**GIVEN REQUEST**:
Scan the records for the string "Short"; copy each line where it occurs.
--------
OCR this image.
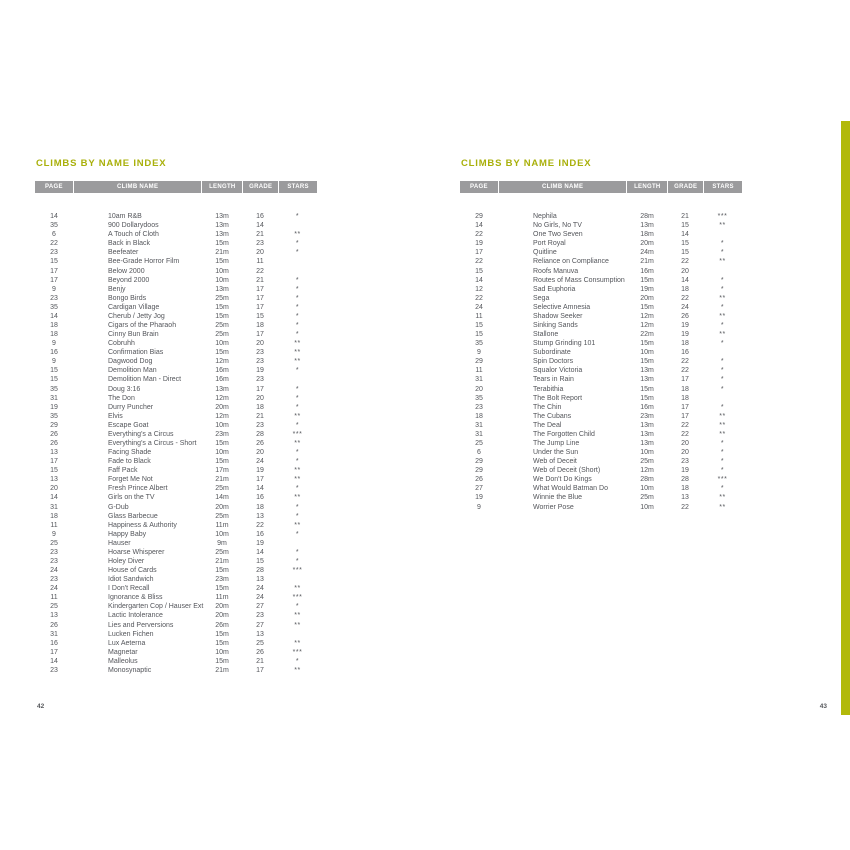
CLIMBS BY NAME INDEX
PAGE	CLIMB NAME	LENGTH	GRADE	STARS
14	10am R&B	13m	16	*
35	900 Dollarydoos	13m	14
6	A Touch of Cloth	13m	21	**
22	Back in Black	15m	23	*
23	Beefeater	21m	20	*
15	Bee-Grade Horror Film	15m	11
17	Below 2000	10m	22
17	Beyond 2000	10m	21	*
9	Benjy	13m	17	*
23	Bongo Birds	25m	17	*
35	Cardigan Village	15m	17	*
14	Cherub / Jetty Jog	15m	15	*
18	Cigars of the Pharaoh	25m	18	*
18	Cinny Bun Brain	25m	17	*
9	Cobruhh	10m	20	**
16	Confirmation Bias	15m	23	**
9	Dagwood Dog	12m	23	**
15	Demolition Man	16m	19	*
15	Demolition Man - Direct	16m	23
35	Doug 3:16	13m	17	*
31	The Don	12m	20	*
19	Durry Puncher	20m	18	*
35	Elvis	12m	21	**
29	Escape Goat	10m	23	*
26	Everything's a Circus	23m	28	***
26	Everything's a Circus - Short	15m	26	**
13	Facing Shade	10m	20	*
17	Fade to Black	15m	24	*
15	Faff Pack	17m	19	**
13	Forget Me Not	21m	17	**
20	Fresh Prince Albert	25m	14	*
14	Girls on the TV	14m	16	**
31	G-Dub	20m	18	*
18	Glass Barbecue	25m	13	*
11	Happiness & Authority	11m	22	**
9	Happy Baby	10m	16	*
25	Hauser	9m	19
23	Hoarse Whisperer	25m	14	*
23	Holey Diver	21m	15	*
24	House of Cards	15m	28	***
23	Idiot Sandwich	23m	13
24	I Don't Recall	15m	24	**
11	Ignorance & Bliss	11m	24	***
25	Kindergarten Cop / Hauser Ext	20m	27	*
13	Lactic Intolerance	20m	23	**
26	Lies and Perversions	26m	27	**
31	Lucken Fichen	15m	13
16	Lux Aeterna	15m	25	**
17	Magnetar	10m	26	***
14	Malleolus	15m	21	*
23	Monosynaptic	21m	17	**
CLIMBS BY NAME INDEX
PAGE	CLIMB NAME	LENGTH	GRADE	STARS
29	Nephila	28m	21	***
14	No Girls, No TV	13m	15	**
22	One Two Seven	18m	14
19	Port Royal	20m	15	*
17	Quitline	24m	15	*
22	Reliance on Compliance	21m	22	**
15	Roofs Manuva	16m	20
14	Routes of Mass Consumption	15m	14	*
12	Sad Euphoria	19m	18	*
22	Sega	20m	22	**
24	Selective Amnesia	15m	24	*
11	Shadow Seeker	12m	26	**
15	Sinking Sands	12m	19	*
15	Stallone	22m	19	**
35	Stump Grinding 101	15m	18	*
9	Subordinate	10m	16
29	Spin Doctors	15m	22	*
11	Squalor Victoria	13m	22	*
31	Tears in Rain	13m	17	*
20	Terabithia	15m	18	*
35	The Bolt Report	15m	18
23	The Chin	16m	17	*
18	The Cubans	23m	17	**
31	The Deal	13m	22	**
31	The Forgotten Child	13m	22	**
25	The Jump Line	13m	20	*
6	Under the Sun	10m	20	*
29	Web of Deceit	25m	23	*
29	Web of Deceit (Short)	12m	19	*
26	We Don't Do Kings	28m	28	***
27	What Would Batman Do	10m	18	*
19	Winnie the Blue	25m	13	**
9	Worrier Pose	10m	22	**
42	43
--------
**REPLY**:
26	Everything's a Circus - Short	15m	26	**
29	Web of Deceit (Short)	12m	19	*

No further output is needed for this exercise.